DIRECTION >> Copy every line of the listing exactly.

DATASET >>
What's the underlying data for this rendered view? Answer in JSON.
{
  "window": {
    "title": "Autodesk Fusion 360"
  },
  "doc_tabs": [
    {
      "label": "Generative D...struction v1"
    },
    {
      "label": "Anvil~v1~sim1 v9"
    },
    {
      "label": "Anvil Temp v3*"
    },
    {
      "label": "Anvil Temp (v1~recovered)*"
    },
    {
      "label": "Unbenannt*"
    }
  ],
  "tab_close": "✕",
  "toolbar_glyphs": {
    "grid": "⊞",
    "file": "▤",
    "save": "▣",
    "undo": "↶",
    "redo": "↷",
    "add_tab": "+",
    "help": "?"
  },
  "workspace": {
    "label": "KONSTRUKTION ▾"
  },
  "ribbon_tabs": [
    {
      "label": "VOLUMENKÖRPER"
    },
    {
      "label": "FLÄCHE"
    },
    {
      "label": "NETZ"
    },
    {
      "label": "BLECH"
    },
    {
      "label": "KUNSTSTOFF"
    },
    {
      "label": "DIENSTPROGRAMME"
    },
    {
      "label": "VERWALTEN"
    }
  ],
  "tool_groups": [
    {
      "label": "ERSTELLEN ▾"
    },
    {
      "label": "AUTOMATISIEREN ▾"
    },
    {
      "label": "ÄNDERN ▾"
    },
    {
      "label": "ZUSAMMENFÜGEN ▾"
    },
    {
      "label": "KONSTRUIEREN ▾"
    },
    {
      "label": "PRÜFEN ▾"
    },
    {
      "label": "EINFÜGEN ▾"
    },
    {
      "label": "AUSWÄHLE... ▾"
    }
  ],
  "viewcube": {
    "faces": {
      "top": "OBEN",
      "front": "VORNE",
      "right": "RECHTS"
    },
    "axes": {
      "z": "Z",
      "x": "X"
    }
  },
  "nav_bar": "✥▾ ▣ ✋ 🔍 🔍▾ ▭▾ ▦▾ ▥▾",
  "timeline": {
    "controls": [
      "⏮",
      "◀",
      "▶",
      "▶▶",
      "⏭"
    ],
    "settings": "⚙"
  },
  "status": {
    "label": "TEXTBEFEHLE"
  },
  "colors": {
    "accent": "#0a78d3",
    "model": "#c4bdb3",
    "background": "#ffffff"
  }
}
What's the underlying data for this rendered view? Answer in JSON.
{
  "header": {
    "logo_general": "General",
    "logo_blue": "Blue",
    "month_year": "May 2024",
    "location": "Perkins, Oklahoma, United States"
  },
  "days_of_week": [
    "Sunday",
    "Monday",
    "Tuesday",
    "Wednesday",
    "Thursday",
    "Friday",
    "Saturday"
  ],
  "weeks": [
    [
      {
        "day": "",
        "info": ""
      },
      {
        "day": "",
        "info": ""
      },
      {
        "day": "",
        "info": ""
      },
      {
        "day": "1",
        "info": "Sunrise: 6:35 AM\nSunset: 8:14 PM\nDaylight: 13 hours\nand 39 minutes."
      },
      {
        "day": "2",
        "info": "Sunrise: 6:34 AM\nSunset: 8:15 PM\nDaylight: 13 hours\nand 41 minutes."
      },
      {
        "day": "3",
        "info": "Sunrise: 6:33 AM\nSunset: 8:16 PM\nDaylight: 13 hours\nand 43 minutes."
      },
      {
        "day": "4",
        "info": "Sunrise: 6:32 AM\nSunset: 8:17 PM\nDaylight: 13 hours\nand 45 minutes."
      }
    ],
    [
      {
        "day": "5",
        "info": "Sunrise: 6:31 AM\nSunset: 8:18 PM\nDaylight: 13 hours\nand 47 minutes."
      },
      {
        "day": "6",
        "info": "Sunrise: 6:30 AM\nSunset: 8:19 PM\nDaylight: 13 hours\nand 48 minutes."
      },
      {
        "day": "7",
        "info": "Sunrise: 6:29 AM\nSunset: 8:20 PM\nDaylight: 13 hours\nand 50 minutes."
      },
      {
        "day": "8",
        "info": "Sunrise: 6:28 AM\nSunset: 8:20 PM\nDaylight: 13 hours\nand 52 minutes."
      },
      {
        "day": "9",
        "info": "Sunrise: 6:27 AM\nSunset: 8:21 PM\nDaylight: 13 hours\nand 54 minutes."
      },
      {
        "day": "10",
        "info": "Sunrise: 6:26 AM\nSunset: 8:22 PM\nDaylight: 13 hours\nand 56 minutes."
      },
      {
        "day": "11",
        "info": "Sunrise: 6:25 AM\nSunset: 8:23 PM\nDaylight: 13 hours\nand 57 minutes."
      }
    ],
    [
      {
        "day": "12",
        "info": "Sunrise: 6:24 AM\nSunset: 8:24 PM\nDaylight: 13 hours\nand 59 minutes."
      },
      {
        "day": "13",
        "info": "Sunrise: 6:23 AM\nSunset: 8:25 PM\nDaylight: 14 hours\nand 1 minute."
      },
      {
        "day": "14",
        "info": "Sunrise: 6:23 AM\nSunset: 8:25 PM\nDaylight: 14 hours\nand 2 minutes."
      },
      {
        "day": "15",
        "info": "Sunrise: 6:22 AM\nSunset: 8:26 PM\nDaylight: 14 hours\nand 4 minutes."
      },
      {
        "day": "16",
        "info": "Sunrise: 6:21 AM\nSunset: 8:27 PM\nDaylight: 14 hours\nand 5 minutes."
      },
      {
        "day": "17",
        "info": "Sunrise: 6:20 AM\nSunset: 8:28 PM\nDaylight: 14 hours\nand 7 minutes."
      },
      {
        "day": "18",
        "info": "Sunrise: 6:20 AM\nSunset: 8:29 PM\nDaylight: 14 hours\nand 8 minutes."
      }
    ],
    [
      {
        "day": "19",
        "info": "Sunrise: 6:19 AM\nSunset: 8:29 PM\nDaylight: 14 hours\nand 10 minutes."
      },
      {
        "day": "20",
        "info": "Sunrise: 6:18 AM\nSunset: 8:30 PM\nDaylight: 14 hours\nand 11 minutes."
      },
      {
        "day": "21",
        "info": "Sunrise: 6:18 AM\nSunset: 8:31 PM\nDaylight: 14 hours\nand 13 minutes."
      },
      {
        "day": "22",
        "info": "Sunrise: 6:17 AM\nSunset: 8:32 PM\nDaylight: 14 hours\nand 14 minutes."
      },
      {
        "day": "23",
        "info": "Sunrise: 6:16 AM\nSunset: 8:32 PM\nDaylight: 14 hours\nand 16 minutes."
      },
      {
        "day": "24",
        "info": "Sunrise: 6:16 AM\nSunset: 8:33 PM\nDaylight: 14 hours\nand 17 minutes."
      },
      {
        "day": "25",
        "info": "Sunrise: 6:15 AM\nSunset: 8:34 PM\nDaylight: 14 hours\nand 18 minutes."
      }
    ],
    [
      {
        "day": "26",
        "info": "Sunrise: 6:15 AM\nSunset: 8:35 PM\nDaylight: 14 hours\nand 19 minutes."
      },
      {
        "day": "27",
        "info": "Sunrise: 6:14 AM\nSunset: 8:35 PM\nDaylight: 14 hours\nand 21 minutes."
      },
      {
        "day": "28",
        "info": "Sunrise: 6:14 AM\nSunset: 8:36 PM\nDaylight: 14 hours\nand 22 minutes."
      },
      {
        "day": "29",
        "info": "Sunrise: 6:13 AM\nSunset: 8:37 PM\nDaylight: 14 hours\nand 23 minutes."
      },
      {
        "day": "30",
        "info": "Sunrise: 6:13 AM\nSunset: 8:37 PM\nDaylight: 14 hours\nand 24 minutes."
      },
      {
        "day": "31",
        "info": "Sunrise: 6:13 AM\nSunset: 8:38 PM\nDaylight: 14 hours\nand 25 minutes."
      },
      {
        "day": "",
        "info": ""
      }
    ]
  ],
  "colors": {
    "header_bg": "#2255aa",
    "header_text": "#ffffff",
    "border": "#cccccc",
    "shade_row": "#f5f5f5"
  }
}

RESPONSE >>
What's the underlying data for this rendered view? Answer in JSON.
{
  "window": {
    "title": "Autodesk Fusion 360"
  },
  "doc_tabs": [
    {
      "label": "Generative D...struction v1"
    },
    {
      "label": "Anvil~v1~sim1 v9"
    },
    {
      "label": "Anvil Temp v3*"
    },
    {
      "label": "Anvil Temp (v1~recovered)*"
    },
    {
      "label": "Unbenannt*"
    }
  ],
  "tab_close": "✕",
  "toolbar_glyphs": {
    "grid": "⊞",
    "file": "▤",
    "save": "▣",
    "undo": "↶",
    "redo": "↷",
    "add_tab": "+",
    "help": "?"
  },
  "workspace": {
    "label": "KONSTRUKTION ▾"
  },
  "ribbon_tabs": [
    {
      "label": "VOLUMENKÖRPER"
    },
    {
      "label": "FLÄCHE"
    },
    {
      "label": "NETZ"
    },
    {
      "label": "BLECH"
    },
    {
      "label": "KUNSTSTOFF"
    },
    {
      "label": "DIENSTPROGRAMME"
    },
    {
      "label": "VERWALTEN"
    }
  ],
  "tool_groups": [
    {
      "label": "ERSTELLEN ▾"
    },
    {
      "label": "AUTOMATISIEREN ▾"
    },
    {
      "label": "ÄNDERN ▾"
    },
    {
      "label": "ZUSAMMENFÜGEN ▾"
    },
    {
      "label": "KONSTRUIEREN ▾"
    },
    {
      "label": "PRÜFEN ▾"
    },
    {
      "label": "EINFÜGEN ▾"
    },
    {
      "label": "AUSWÄHLE... ▾"
    }
  ],
  "viewcube": {
    "faces": {
      "top": "OBEN",
      "front": "VORNE",
      "right": "RECHTS"
    },
    "axes": {
      "z": "Z",
      "x": "X"
    }
  },
  "nav_bar": "✥▾ ▣ ✋ 🔍 🔍▾ ▭▾ ▦▾ ▥▾",
  "timeline": {
    "controls": [
      "⏮",
      "◀",
      "▶",
      "▶▶",
      "⏭"
    ],
    "settings": "⚙"
  },
  "status": {
    "label": "TEXTBEFEHLE"
  },
  "colors": {
    "accent": "#0a78d3",
    "model": "#c4bdb3",
    "background": "#ffffff"
  }
}
What's the underlying data for this rendered view? Answer in JSON.
{
  "header": {
    "logo_general": "General",
    "logo_blue": "Blue",
    "month_year": "May 2024",
    "location": "Perkins, Oklahoma, United States"
  },
  "days_of_week": [
    "Sunday",
    "Monday",
    "Tuesday",
    "Wednesday",
    "Thursday",
    "Friday",
    "Saturday"
  ],
  "weeks": [
    [
      {
        "day": "",
        "info": ""
      },
      {
        "day": "",
        "info": ""
      },
      {
        "day": "",
        "info": ""
      },
      {
        "day": "1",
        "info": "Sunrise: 6:35 AM\nSunset: 8:14 PM\nDaylight: 13 hours\nand 39 minutes."
      },
      {
        "day": "2",
        "info": "Sunrise: 6:34 AM\nSunset: 8:15 PM\nDaylight: 13 hours\nand 41 minutes."
      },
      {
        "day": "3",
        "info": "Sunrise: 6:33 AM\nSunset: 8:16 PM\nDaylight: 13 hours\nand 43 minutes."
      },
      {
        "day": "4",
        "info": "Sunrise: 6:32 AM\nSunset: 8:17 PM\nDaylight: 13 hours\nand 45 minutes."
      }
    ],
    [
      {
        "day": "5",
        "info": "Sunrise: 6:31 AM\nSunset: 8:18 PM\nDaylight: 13 hours\nand 47 minutes."
      },
      {
        "day": "6",
        "info": "Sunrise: 6:30 AM\nSunset: 8:19 PM\nDaylight: 13 hours\nand 48 minutes."
      },
      {
        "day": "7",
        "info": "Sunrise: 6:29 AM\nSunset: 8:20 PM\nDaylight: 13 hours\nand 50 minutes."
      },
      {
        "day": "8",
        "info": "Sunrise: 6:28 AM\nSunset: 8:20 PM\nDaylight: 13 hours\nand 52 minutes."
      },
      {
        "day": "9",
        "info": "Sunrise: 6:27 AM\nSunset: 8:21 PM\nDaylight: 13 hours\nand 54 minutes."
      },
      {
        "day": "10",
        "info": "Sunrise: 6:26 AM\nSunset: 8:22 PM\nDaylight: 13 hours\nand 56 minutes."
      },
      {
        "day": "11",
        "info": "Sunrise: 6:25 AM\nSunset: 8:23 PM\nDaylight: 13 hours\nand 57 minutes."
      }
    ],
    [
      {
        "day": "12",
        "info": "Sunrise: 6:24 AM\nSunset: 8:24 PM\nDaylight: 13 hours\nand 59 minutes."
      },
      {
        "day": "13",
        "info": "Sunrise: 6:23 AM\nSunset: 8:25 PM\nDaylight: 14 hours\nand 1 minute."
      },
      {
        "day": "14",
        "info": "Sunrise: 6:23 AM\nSunset: 8:25 PM\nDaylight: 14 hours\nand 2 minutes."
      },
      {
        "day": "15",
        "info": "Sunrise: 6:22 AM\nSunset: 8:26 PM\nDaylight: 14 hours\nand 4 minutes."
      },
      {
        "day": "16",
        "info": "Sunrise: 6:21 AM\nSunset: 8:27 PM\nDaylight: 14 hours\nand 5 minutes."
      },
      {
        "day": "17",
        "info": "Sunrise: 6:20 AM\nSunset: 8:28 PM\nDaylight: 14 hours\nand 7 minutes."
      },
      {
        "day": "18",
        "info": "Sunrise: 6:20 AM\nSunset: 8:29 PM\nDaylight: 14 hours\nand 8 minutes."
      }
    ],
    [
      {
        "day": "19",
        "info": "Sunrise: 6:19 AM\nSunset: 8:29 PM\nDaylight: 14 hours\nand 10 minutes."
      },
      {
        "day": "20",
        "info": "Sunrise: 6:18 AM\nSunset: 8:30 PM\nDaylight: 14 hours\nand 11 minutes."
      },
      {
        "day": "21",
        "info": "Sunrise: 6:18 AM\nSunset: 8:31 PM\nDaylight: 14 hours\nand 13 minutes."
      },
      {
        "day": "22",
        "info": "Sunrise: 6:17 AM\nSunset: 8:32 PM\nDaylight: 14 hours\nand 14 minutes."
      },
      {
        "day": "23",
        "info": "Sunrise: 6:16 AM\nSunset: 8:32 PM\nDaylight: 14 hours\nand 16 minutes."
      },
      {
        "day": "24",
        "info": "Sunrise: 6:16 AM\nSunset: 8:33 PM\nDaylight: 14 hours\nand 17 minutes."
      },
      {
        "day": "25",
        "info": "Sunrise: 6:15 AM\nSunset: 8:34 PM\nDaylight: 14 hours\nand 18 minutes."
      }
    ],
    [
      {
        "day": "26",
        "info": "Sunrise: 6:15 AM\nSunset: 8:35 PM\nDaylight: 14 hours\nand 19 minutes."
      },
      {
        "day": "27",
        "info": "Sunrise: 6:14 AM\nSunset: 8:35 PM\nDaylight: 14 hours\nand 21 minutes."
      },
      {
        "day": "28",
        "info": "Sunrise: 6:14 AM\nSunset: 8:36 PM\nDaylight: 14 hours\nand 22 minutes."
      },
      {
        "day": "29",
        "info": "Sunrise: 6:13 AM\nSunset: 8:37 PM\nDaylight: 14 hours\nand 23 minutes."
      },
      {
        "day": "30",
        "info": "Sunrise: 6:13 AM\nSunset: 8:37 PM\nDaylight: 14 hours\nand 24 minutes."
      },
      {
        "day": "31",
        "info": "Sunrise: 6:13 AM\nSunset: 8:38 PM\nDaylight: 14 hours\nand 25 minutes."
      },
      {
        "day": "",
        "info": ""
      }
    ]
  ],
  "colors": {
    "header_bg": "#2255aa",
    "header_text": "#ffffff",
    "border": "#cccccc",
    "shade_row": "#f5f5f5"
  }
}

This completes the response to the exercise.